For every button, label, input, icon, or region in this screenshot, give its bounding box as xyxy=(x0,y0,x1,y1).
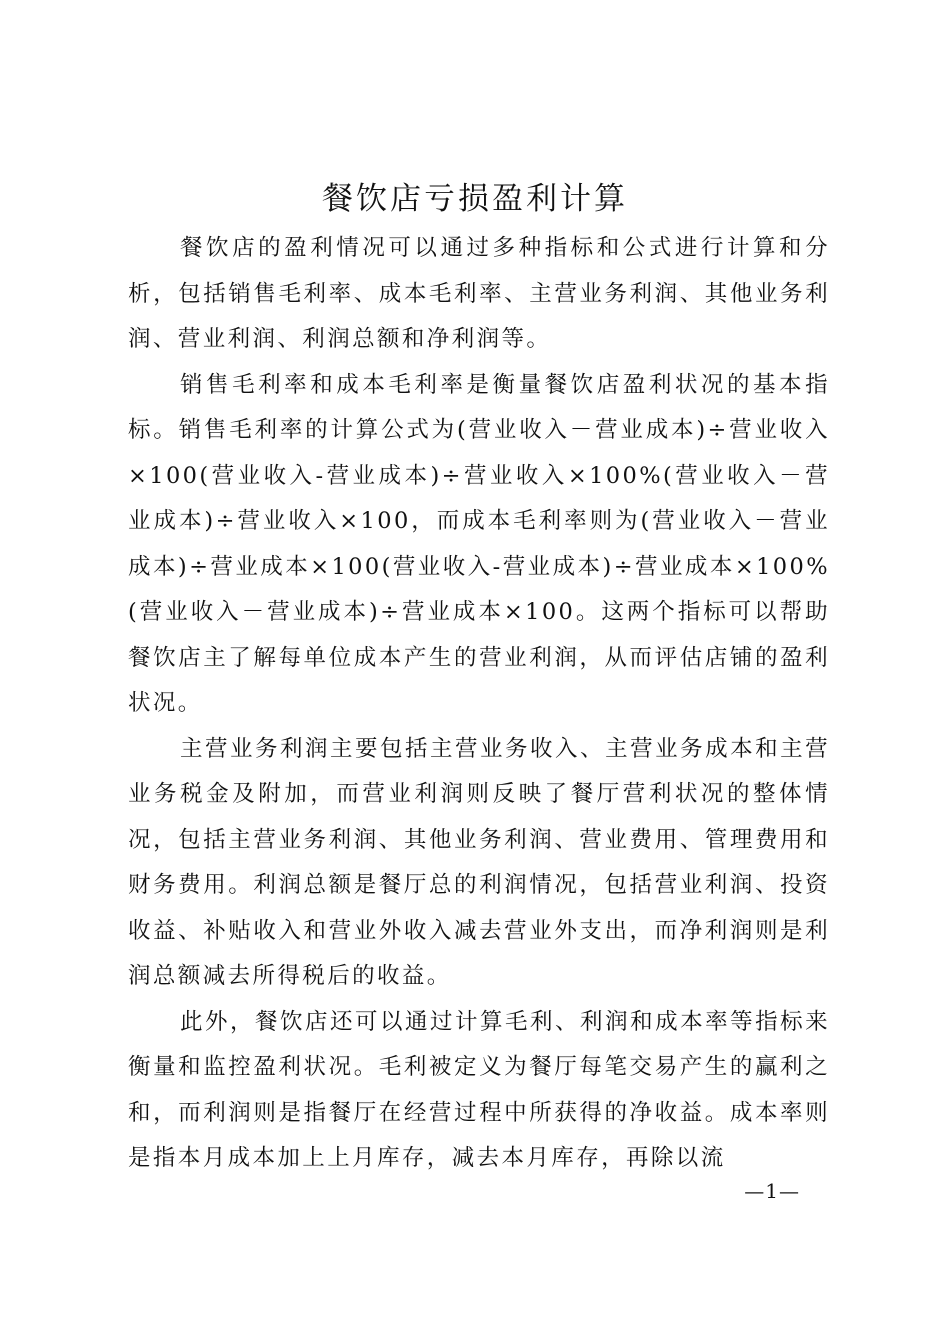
page-number: —1— xyxy=(744,1179,800,1203)
paragraph-cost-rate: 此外，餐饮店还可以通过计算毛利、利润和成本率等指标来衡量和监控盈利状况。毛利被定义为餐厅每笔交易产生的赢利之和，而利润则是指餐厅在经营过程中所获得的净收益。成本率则是指本月成本加上上月库存，减去本月库存，再除以流 xyxy=(128,1008,830,1171)
document-title: 餐饮店亏损盈利计算 xyxy=(322,181,628,217)
paragraph-operating-profit: 主营业务利润主要包括主营业务收入、主营业务成本和主营业务税金及附加，而营业利润则反映了餐厅营利状况的整体情况，包括主营业务利润、其他业务利润、营业费用、管理费用和财务费用。利润总额是餐厅总的利润情况，包括营业利润、投资收益、补贴收入和营业外收入减去营业外支出，而净利润则是利润总额减去所得税后的收益。 xyxy=(128,735,830,989)
paragraph-intro: 餐饮店的盈利情况可以通过多种指标和公式进行计算和分析，包括销售毛利率、成本毛利率、主营业务利润、其他业务利润、营业利润、利润总额和净利润等。 xyxy=(128,235,830,352)
document-body xyxy=(128,226,830,1182)
paragraph-gross-margin: 销售毛利率和成本毛利率是衡量餐饮店盈利状况的基本指标。销售毛利率的计算公式为(营业收入－营业成本)÷营业收入×100(营业收入-营业成本)÷营业收入×100%(营业收入－营业成本)÷营业收入×100，而成本毛利率则为(营业收入－营业成本)÷营业成本×100(营业收入-营业成本)÷营业成本×100%(营业收入－营业成本)÷营业成本×100。这两个指标可以帮助餐饮店主了解每单位成本产生的营业利润，从而评估店铺的盈利状况。 xyxy=(128,371,830,716)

......

TASK PROMPT:
Rewrite the lines above as a numbered list, omitting any blank lines and the picture.

FINISHED ANSWER:
1. For every button, label, input, icon, or region in this screenshot, give its bounding box as xyxy=(x0,y0,x1,y1).
2. page-number: —1— xyxy=(744,1179,800,1203)
3. paragraph-cost-rate: 此外，餐饮店还可以通过计算毛利、利润和成本率等指标来衡量和监控盈利状况。毛利被定义为餐厅每笔交易产生的赢利之和，而利润则是指餐厅在经营过程中所获得的净收益。成本率则是指本月成本加上上月库存，减去本月库存，再除以流 xyxy=(128,1008,830,1171)
4. document-title: 餐饮店亏损盈利计算 xyxy=(322,181,628,217)
5. paragraph-operating-profit: 主营业务利润主要包括主营业务收入、主营业务成本和主营业务税金及附加，而营业利润则反映了餐厅营利状况的整体情况，包括主营业务利润、其他业务利润、营业费用、管理费用和财务费用。利润总额是餐厅总的利润情况，包括营业利润、投资收益、补贴收入和营业外收入减去营业外支出，而净利润则是利润总额减去所得税后的收益。 xyxy=(128,735,830,989)
6. paragraph-intro: 餐饮店的盈利情况可以通过多种指标和公式进行计算和分析，包括销售毛利率、成本毛利率、主营业务利润、其他业务利润、营业利润、利润总额和净利润等。 xyxy=(128,235,830,352)
7. document-body xyxy=(128,226,830,1182)
8. paragraph-gross-margin: 销售毛利率和成本毛利率是衡量餐饮店盈利状况的基本指标。销售毛利率的计算公式为(营业收入－营业成本)÷营业收入×100(营业收入-营业成本)÷营业收入×100%(营业收入－营业成本)÷营业收入×100，而成本毛利率则为(营业收入－营业成本)÷营业成本×100(营业收入-营业成本)÷营业成本×100%(营业收入－营业成本)÷营业成本×100。这两个指标可以帮助餐饮店主了解每单位成本产生的营业利润，从而评估店铺的盈利状况。 xyxy=(128,371,830,716)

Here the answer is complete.